Set down the data below without change, skipping the pictures it holds.

Provided information -
──────
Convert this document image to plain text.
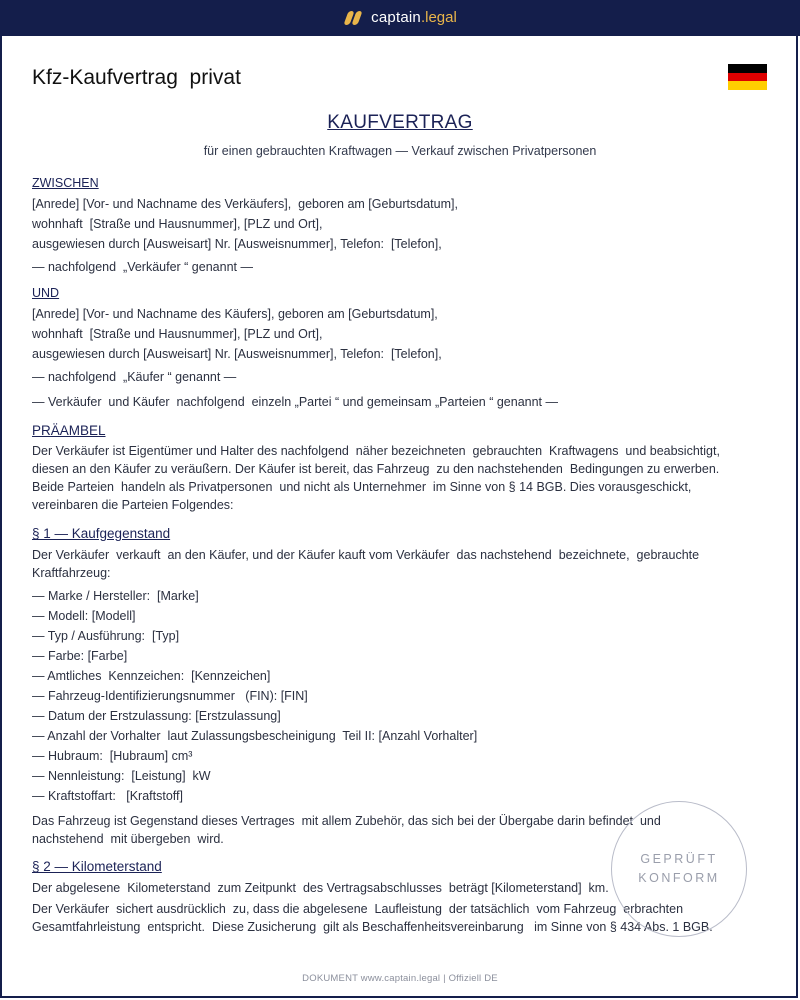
captain.legal
Kfz-Kaufvertrag  privat
KAUFVERTRAG
für einen gebrauchten Kraftwagen — Verkauf zwischen Privatpersonen
ZWISCHEN
[Anrede] [Vor- und Nachname des Verkäufers],  geboren am [Geburtsdatum],
wohnhaft  [Straße und Hausnummer], [PLZ und Ort],
ausgewiesen durch [Ausweisart] Nr. [Ausweisnummer], Telefon:  [Telefon],
— nachfolgend  „Verkäufer “ genannt —
UND
[Anrede] [Vor- und Nachname des Käufers], geboren am [Geburtsdatum],
wohnhaft  [Straße und Hausnummer], [PLZ und Ort],
ausgewiesen durch [Ausweisart] Nr. [Ausweisnummer], Telefon:  [Telefon],
— nachfolgend  „Käufer “ genannt —
— Verkäufer  und Käufer  nachfolgend  einzeln „Partei “ und gemeinsam „Parteien “ genannt —
PRÄAMBEL
Der Verkäufer ist Eigentümer und Halter des nachfolgend  näher bezeichneten  gebrauchten  Kraftwagens  und beabsichtigt,
diesen an den Käufer zu veräußern. Der Käufer ist bereit, das Fahrzeug  zu den nachstehenden  Bedingungen zu erwerben.
Beide Parteien  handeln als Privatpersonen  und nicht als Unternehmer  im Sinne von § 14 BGB. Dies vorausgeschickt,
vereinbaren die Parteien Folgendes:
§ 1 — Kaufgegenstand
Der Verkäufer  verkauft  an den Käufer, und der Käufer kauft vom Verkäufer  das nachstehend  bezeichnete,  gebrauchte
Kraftfahrzeug:
— Marke / Hersteller:  [Marke]
— Modell: [Modell]
— Typ / Ausführung:  [Typ]
— Farbe: [Farbe]
— Amtliches  Kennzeichen:  [Kennzeichen]
— Fahrzeug-Identifizierungsnummer   (FIN): [FIN]
— Datum der Erstzulassung: [Erstzulassung]
— Anzahl der Vorhalter  laut Zulassungsbescheinigung  Teil II: [Anzahl Vorhalter]
— Hubraum:  [Hubraum] cm³
— Nennleistung:  [Leistung]  kW
— Kraftstoffart:   [Kraftstoff]
Das Fahrzeug ist Gegenstand dieses Vertrages  mit allem Zubehör, das sich bei der Übergabe darin befindet  und
nachstehend  mit übergeben  wird.
§ 2 — Kilometerstand
Der abgelesene  Kilometerstand  zum Zeitpunkt  des Vertragsabschlusses  beträgt [Kilometerstand]  km.
Der Verkäufer  sichert ausdrücklich  zu, dass die abgelesene  Laufleistung  der tatsächlich  vom Fahrzeug  erbrachten
Gesamtfahrleistung  entspricht.  Diese Zusicherung  gilt als Beschaffenheitsvereinbarung   im Sinne von § 434 Abs. 1 BGB.
GEPRÜFT
KONFORM
DOKUMENT www.captain.legal | Offiziell DE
──────
Output -
Convert this document image to plain text.
captain.legal
Kfz-Kaufvertrag  privat
KAUFVERTRAG
für einen gebrauchten Kraftwagen — Verkauf zwischen Privatpersonen
ZWISCHEN
[Anrede] [Vor- und Nachname des Verkäufers],  geboren am [Geburtsdatum],
wohnhaft  [Straße und Hausnummer], [PLZ und Ort],
ausgewiesen durch [Ausweisart] Nr. [Ausweisnummer], Telefon:  [Telefon],
— nachfolgend  „Verkäufer “ genannt —
UND
[Anrede] [Vor- und Nachname des Käufers], geboren am [Geburtsdatum],
wohnhaft  [Straße und Hausnummer], [PLZ und Ort],
ausgewiesen durch [Ausweisart] Nr. [Ausweisnummer], Telefon:  [Telefon],
— nachfolgend  „Käufer “ genannt —
— Verkäufer  und Käufer  nachfolgend  einzeln „Partei “ und gemeinsam „Parteien “ genannt —
PRÄAMBEL
Der Verkäufer ist Eigentümer und Halter des nachfolgend  näher bezeichneten  gebrauchten  Kraftwagens  und beabsichtigt,
diesen an den Käufer zu veräußern. Der Käufer ist bereit, das Fahrzeug  zu den nachstehenden  Bedingungen zu erwerben.
Beide Parteien  handeln als Privatpersonen  und nicht als Unternehmer  im Sinne von § 14 BGB. Dies vorausgeschickt,
vereinbaren die Parteien Folgendes:
§ 1 — Kaufgegenstand
Der Verkäufer  verkauft  an den Käufer, und der Käufer kauft vom Verkäufer  das nachstehend  bezeichnete,  gebrauchte
Kraftfahrzeug:
— Marke / Hersteller:  [Marke]
— Modell: [Modell]
— Typ / Ausführung:  [Typ]
— Farbe: [Farbe]
— Amtliches  Kennzeichen:  [Kennzeichen]
— Fahrzeug-Identifizierungsnummer   (FIN): [FIN]
— Datum der Erstzulassung: [Erstzulassung]
— Anzahl der Vorhalter  laut Zulassungsbescheinigung  Teil II: [Anzahl Vorhalter]
— Hubraum:  [Hubraum] cm³
— Nennleistung:  [Leistung]  kW
— Kraftstoffart:   [Kraftstoff]
Das Fahrzeug ist Gegenstand dieses Vertrages  mit allem Zubehör, das sich bei der Übergabe darin befindet  und
nachstehend  mit übergeben  wird.
§ 2 — Kilometerstand
Der abgelesene  Kilometerstand  zum Zeitpunkt  des Vertragsabschlusses  beträgt [Kilometerstand]  km.
Der Verkäufer  sichert ausdrücklich  zu, dass die abgelesene  Laufleistung  der tatsächlich  vom Fahrzeug  erbrachten
Gesamtfahrleistung  entspricht.  Diese Zusicherung  gilt als Beschaffenheitsvereinbarung   im Sinne von § 434 Abs. 1 BGB.
GEPRÜFT
KONFORM
DOKUMENT www.captain.legal | Offiziell DE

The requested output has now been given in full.